• **Problem to solve**
Leave out the pictures and return every entry exactly as it appears.

Extracts from a graphics dataset
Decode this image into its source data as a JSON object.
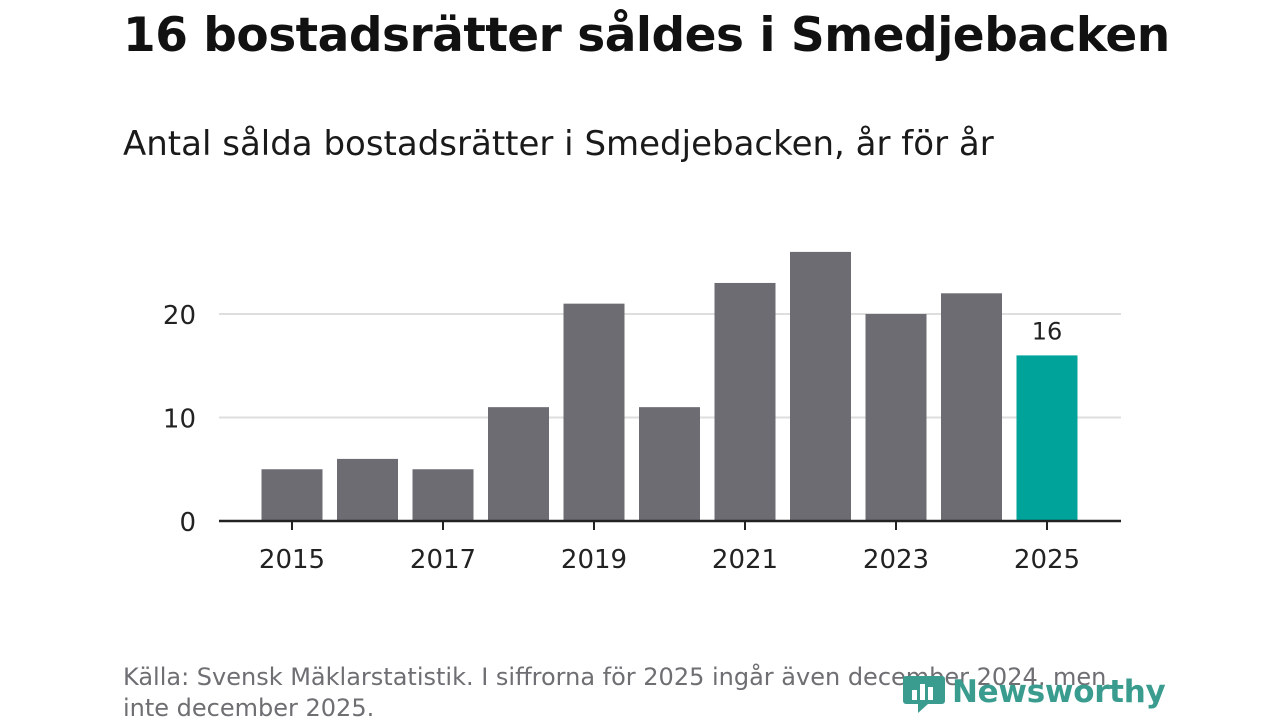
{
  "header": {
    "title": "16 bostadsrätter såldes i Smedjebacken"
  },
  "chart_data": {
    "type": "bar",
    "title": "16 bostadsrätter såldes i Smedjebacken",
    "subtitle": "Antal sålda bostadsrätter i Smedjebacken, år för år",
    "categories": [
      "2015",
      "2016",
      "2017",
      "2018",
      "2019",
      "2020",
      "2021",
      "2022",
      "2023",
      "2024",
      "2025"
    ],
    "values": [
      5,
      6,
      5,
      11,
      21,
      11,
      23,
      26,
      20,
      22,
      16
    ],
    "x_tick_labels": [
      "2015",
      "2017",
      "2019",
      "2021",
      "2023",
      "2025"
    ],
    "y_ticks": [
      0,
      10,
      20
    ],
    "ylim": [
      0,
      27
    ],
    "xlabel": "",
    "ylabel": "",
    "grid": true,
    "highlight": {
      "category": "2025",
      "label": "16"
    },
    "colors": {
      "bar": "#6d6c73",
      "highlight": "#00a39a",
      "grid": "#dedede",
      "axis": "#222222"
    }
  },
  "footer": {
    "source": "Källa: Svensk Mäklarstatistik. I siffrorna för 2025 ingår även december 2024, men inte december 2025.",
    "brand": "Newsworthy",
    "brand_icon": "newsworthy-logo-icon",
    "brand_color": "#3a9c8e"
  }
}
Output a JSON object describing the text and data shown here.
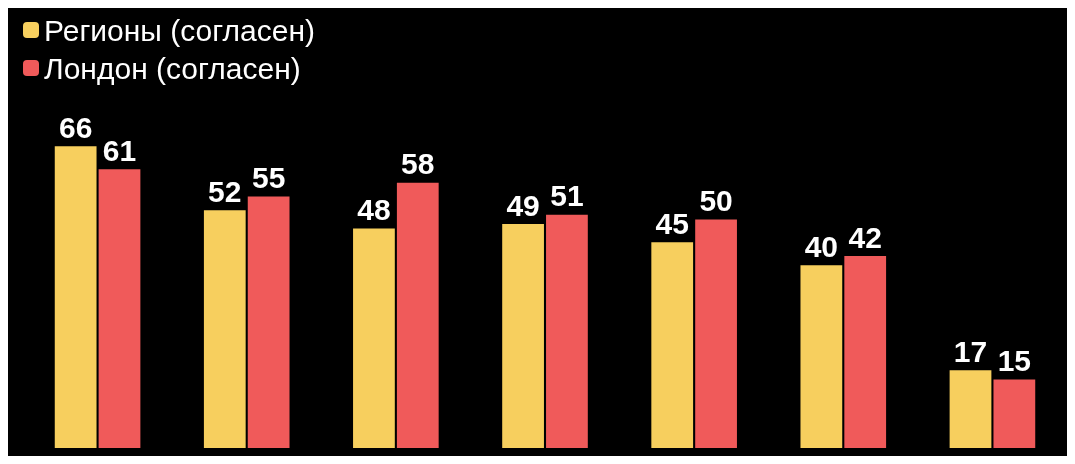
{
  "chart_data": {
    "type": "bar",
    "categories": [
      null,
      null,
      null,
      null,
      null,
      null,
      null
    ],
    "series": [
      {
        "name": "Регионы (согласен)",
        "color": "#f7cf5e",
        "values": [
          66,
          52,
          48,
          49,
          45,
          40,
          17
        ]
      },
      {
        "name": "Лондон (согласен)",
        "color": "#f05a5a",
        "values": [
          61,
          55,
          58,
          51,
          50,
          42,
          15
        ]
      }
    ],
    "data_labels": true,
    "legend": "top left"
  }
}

• **Output for this exercise**
Decode this image into its source data as a JSON object.
{
  "header": {
    "title": "16 bostadsrätter såldes i Smedjebacken"
  },
  "chart_data": {
    "type": "bar",
    "title": "16 bostadsrätter såldes i Smedjebacken",
    "subtitle": "Antal sålda bostadsrätter i Smedjebacken, år för år",
    "categories": [
      "2015",
      "2016",
      "2017",
      "2018",
      "2019",
      "2020",
      "2021",
      "2022",
      "2023",
      "2024",
      "2025"
    ],
    "values": [
      5,
      6,
      5,
      11,
      21,
      11,
      23,
      26,
      20,
      22,
      16
    ],
    "x_tick_labels": [
      "2015",
      "2017",
      "2019",
      "2021",
      "2023",
      "2025"
    ],
    "y_ticks": [
      0,
      10,
      20
    ],
    "ylim": [
      0,
      27
    ],
    "xlabel": "",
    "ylabel": "",
    "grid": true,
    "highlight": {
      "category": "2025",
      "label": "16"
    },
    "colors": {
      "bar": "#6d6c73",
      "highlight": "#00a39a",
      "grid": "#dedede",
      "axis": "#222222"
    }
  },
  "footer": {
    "source": "Källa: Svensk Mäklarstatistik. I siffrorna för 2025 ingår även december 2024, men inte december 2025.",
    "brand": "Newsworthy",
    "brand_icon": "newsworthy-logo-icon",
    "brand_color": "#3a9c8e"
  }
}
Output a JSON object describing the text and data shown here.
{
  "chart_data": {
    "type": "bar",
    "categories": [
      null,
      null,
      null,
      null,
      null,
      null,
      null
    ],
    "series": [
      {
        "name": "Регионы (согласен)",
        "color": "#f7cf5e",
        "values": [
          66,
          52,
          48,
          49,
          45,
          40,
          17
        ]
      },
      {
        "name": "Лондон (согласен)",
        "color": "#f05a5a",
        "values": [
          61,
          55,
          58,
          51,
          50,
          42,
          15
        ]
      }
    ],
    "data_labels": true,
    "legend": "top left"
  }
}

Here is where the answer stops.